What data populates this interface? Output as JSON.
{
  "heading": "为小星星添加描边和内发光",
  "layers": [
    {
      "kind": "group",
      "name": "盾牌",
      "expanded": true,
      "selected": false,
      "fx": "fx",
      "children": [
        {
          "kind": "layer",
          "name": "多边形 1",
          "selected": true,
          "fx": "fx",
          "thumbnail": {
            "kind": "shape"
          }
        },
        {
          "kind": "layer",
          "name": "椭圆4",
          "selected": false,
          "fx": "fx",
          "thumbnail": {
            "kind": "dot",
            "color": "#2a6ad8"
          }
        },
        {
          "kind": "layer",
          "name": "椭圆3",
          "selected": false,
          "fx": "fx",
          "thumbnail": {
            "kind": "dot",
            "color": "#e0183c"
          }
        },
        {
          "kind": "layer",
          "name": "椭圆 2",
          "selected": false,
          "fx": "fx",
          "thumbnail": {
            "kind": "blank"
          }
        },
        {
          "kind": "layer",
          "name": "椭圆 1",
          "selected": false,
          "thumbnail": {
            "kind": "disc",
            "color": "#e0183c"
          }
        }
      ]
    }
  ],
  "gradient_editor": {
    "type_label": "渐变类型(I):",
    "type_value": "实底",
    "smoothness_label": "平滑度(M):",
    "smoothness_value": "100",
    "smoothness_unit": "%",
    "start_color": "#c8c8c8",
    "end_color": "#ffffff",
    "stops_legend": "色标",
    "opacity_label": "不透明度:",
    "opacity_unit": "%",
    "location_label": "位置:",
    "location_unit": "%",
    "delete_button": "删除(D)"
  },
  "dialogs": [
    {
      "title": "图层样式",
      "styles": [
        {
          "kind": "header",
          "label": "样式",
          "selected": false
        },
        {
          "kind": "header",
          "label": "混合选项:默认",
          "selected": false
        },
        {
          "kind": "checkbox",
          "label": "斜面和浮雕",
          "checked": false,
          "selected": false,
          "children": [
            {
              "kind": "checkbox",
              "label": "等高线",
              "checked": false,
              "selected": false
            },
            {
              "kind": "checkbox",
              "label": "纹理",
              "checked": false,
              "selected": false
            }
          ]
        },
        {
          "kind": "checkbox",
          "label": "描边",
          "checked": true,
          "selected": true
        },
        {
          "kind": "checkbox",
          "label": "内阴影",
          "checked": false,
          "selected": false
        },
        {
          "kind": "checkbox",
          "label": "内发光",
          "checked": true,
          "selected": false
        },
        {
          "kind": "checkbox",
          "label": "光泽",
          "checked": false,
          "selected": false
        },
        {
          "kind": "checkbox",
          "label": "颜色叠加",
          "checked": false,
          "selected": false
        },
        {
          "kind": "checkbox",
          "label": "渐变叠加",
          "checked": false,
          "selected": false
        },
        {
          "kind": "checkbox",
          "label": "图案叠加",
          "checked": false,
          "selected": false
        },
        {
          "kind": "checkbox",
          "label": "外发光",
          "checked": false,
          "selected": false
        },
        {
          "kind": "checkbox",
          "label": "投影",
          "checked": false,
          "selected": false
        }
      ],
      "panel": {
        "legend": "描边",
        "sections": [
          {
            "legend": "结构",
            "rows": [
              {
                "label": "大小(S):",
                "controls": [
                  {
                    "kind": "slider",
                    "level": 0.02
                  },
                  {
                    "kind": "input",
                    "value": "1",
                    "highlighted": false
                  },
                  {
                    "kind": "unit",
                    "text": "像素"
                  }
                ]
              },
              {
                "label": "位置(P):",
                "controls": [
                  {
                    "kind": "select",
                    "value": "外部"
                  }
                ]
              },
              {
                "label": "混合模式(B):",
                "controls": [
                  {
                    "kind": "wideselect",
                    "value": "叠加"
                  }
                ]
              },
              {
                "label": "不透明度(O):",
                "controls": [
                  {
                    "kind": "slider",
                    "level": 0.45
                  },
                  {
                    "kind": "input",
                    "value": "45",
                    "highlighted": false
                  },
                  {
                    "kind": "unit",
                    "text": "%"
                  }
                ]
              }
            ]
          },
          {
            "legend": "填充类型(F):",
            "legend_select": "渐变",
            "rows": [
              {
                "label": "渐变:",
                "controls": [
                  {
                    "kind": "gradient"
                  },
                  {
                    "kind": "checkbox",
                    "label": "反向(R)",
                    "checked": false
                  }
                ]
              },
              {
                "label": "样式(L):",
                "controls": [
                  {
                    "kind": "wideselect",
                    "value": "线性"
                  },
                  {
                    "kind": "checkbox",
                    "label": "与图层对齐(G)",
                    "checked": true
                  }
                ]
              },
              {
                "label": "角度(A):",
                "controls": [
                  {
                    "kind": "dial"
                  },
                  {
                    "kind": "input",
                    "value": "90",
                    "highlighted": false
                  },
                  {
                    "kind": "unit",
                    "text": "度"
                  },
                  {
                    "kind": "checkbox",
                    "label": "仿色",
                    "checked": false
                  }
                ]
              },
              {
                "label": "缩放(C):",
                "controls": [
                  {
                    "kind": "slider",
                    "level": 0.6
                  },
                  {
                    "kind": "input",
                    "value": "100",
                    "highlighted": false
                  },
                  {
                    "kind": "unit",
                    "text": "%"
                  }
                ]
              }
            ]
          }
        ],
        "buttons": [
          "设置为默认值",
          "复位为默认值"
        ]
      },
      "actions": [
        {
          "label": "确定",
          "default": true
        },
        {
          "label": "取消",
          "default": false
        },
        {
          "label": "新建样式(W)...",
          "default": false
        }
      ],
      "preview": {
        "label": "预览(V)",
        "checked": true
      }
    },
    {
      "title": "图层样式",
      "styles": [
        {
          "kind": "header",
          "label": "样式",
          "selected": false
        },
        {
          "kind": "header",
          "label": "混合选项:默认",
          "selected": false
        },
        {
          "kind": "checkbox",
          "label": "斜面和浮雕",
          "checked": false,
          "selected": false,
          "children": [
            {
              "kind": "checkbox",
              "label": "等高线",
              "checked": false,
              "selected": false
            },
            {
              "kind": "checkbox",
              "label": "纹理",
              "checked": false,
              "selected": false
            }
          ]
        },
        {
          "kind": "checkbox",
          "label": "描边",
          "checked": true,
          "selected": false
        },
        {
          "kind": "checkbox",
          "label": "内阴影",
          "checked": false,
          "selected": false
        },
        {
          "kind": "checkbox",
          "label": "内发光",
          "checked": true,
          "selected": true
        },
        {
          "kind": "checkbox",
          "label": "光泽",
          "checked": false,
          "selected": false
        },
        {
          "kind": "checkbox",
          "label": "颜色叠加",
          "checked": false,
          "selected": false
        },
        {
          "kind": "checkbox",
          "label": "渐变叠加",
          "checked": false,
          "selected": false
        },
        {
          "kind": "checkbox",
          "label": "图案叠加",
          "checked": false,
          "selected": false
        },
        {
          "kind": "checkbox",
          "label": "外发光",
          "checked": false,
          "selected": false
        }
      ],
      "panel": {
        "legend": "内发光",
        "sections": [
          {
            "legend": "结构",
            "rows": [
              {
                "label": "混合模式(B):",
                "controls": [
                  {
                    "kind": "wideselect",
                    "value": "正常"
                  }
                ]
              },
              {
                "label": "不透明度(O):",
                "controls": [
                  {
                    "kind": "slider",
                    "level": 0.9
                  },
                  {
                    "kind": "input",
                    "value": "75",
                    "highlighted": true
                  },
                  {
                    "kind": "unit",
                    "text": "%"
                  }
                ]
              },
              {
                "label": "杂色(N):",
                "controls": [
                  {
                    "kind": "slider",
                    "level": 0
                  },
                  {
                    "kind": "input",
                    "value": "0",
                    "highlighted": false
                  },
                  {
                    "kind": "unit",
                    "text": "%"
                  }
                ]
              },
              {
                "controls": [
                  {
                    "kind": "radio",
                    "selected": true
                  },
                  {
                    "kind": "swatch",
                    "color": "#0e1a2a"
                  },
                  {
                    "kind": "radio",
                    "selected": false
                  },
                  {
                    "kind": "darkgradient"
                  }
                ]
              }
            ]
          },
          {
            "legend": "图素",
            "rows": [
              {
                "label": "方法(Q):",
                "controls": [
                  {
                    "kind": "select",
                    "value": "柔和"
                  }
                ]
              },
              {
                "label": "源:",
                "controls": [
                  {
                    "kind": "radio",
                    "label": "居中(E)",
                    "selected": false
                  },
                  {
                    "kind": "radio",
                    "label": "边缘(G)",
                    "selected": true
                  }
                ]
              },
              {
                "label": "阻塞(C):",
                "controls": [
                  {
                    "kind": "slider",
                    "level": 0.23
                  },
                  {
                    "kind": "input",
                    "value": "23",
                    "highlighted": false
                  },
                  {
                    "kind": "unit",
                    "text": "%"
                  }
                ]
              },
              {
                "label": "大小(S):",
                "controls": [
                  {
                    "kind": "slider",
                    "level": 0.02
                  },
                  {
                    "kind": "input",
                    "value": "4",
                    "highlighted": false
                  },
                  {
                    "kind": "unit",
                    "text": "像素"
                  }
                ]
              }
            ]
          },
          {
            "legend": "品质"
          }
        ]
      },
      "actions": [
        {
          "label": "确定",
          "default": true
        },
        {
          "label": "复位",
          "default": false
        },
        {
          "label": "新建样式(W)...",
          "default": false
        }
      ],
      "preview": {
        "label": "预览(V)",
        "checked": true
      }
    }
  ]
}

What the exercise asks>
Report the number of lines in the listing that include the string "name"; give nothing but the number.

Finished exercise>
6